WHAT THIS TASK INVOLVES: Skip every picture and transcribe the remaining material exactly.

DATA RECORDS:
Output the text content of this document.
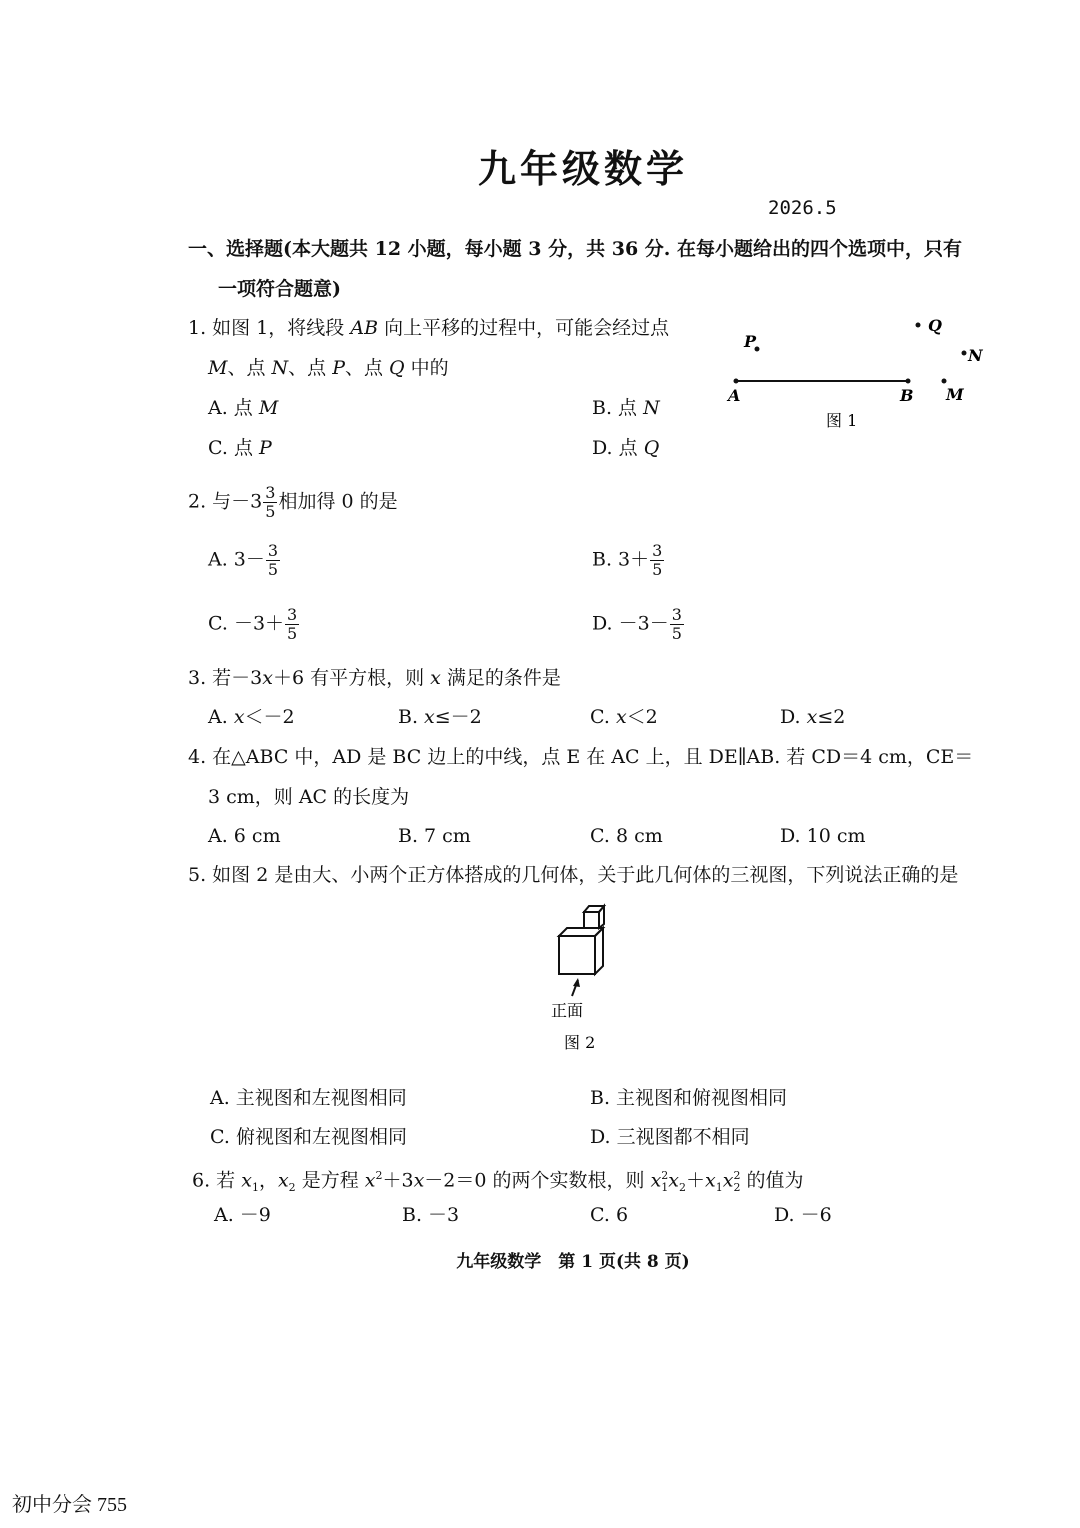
九年级数学
2026.5
一、选择题(本大题共 12 小题，每小题 3 分，共 36 分. 在每小题给出的四个选项中，只有
一项符合题意)
1. 如图 1，将线段 AB 向上平移的过程中，可能会经过点
M、点 N、点 P、点 Q 中的
A. 点 M	B. 点 N
C. 点 P	D. 点 Q
P
Q
N
M
A	B
图 1
2. 与$-3 \frac{3}{5}$ 相加得 0 的是
A. $3- \frac{3}{5}$	B. $3+ \frac{3}{5}$
C. $-3+ \frac{3}{5}$	D. $-3- \frac{3}{5}$
3. 若－3x＋6 有平方根，则 x 满足的条件是
A. x＜－2	B. x≤－2	C. x＜2	D. x≤2
4. 在△ABC 中，AD 是 BC 边上的中线，点 E 在 AC 上，且 DE∥AB. 若 CD＝4 cm，CE＝
3 cm，则 AC 的长度为
A. 6 cm	B. 7 cm	C. 8 cm	D. 10 cm
5. 如图 2 是由大、小两个正方体搭成的几何体，关于此几何体的三视图，下列说法正确的是
正面
图 2
A. 主视图和左视图相同	B. 主视图和俯视图相同
C. 俯视图和左视图相同	D. 三视图都不相同
6. 若 $x_1$，$x_2$ 是方程 $x^2+3x-2=0$ 的两个实数根，则 $x^2_1x_2+x_1x^2_2$ 的值为
A. －9	B. －3	C. 6	D. －6
九年级数学　第 1 页(共 8 页)
初中分会 755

RESULT:
Output the text content of this document.
九年级数学
2026.5
一、选择题(本大题共 12 小题，每小题 3 分，共 36 分. 在每小题给出的四个选项中，只有
一项符合题意)
1. 如图 1，将线段 AB 向上平移的过程中，可能会经过点
M、点 N、点 P、点 Q 中的
A. 点 M	B. 点 N
C. 点 P	D. 点 Q
P
Q
N
M
A	B
图 1
2. 与$-3 \frac{3}{5}$ 相加得 0 的是
A. $3- \frac{3}{5}$	B. $3+ \frac{3}{5}$
C. $-3+ \frac{3}{5}$	D. $-3- \frac{3}{5}$
3. 若－3x＋6 有平方根，则 x 满足的条件是
A. x＜－2	B. x≤－2	C. x＜2	D. x≤2
4. 在△ABC 中，AD 是 BC 边上的中线，点 E 在 AC 上，且 DE∥AB. 若 CD＝4 cm，CE＝
3 cm，则 AC 的长度为
A. 6 cm	B. 7 cm	C. 8 cm	D. 10 cm
5. 如图 2 是由大、小两个正方体搭成的几何体，关于此几何体的三视图，下列说法正确的是
正面
图 2
A. 主视图和左视图相同	B. 主视图和俯视图相同
C. 俯视图和左视图相同	D. 三视图都不相同
6. 若 $x_1$，$x_2$ 是方程 $x^2+3x-2=0$ 的两个实数根，则 $x^2_1x_2+x_1x^2_2$ 的值为
A. －9	B. －3	C. 6	D. －6
九年级数学　第 1 页(共 8 页)
初中分会 755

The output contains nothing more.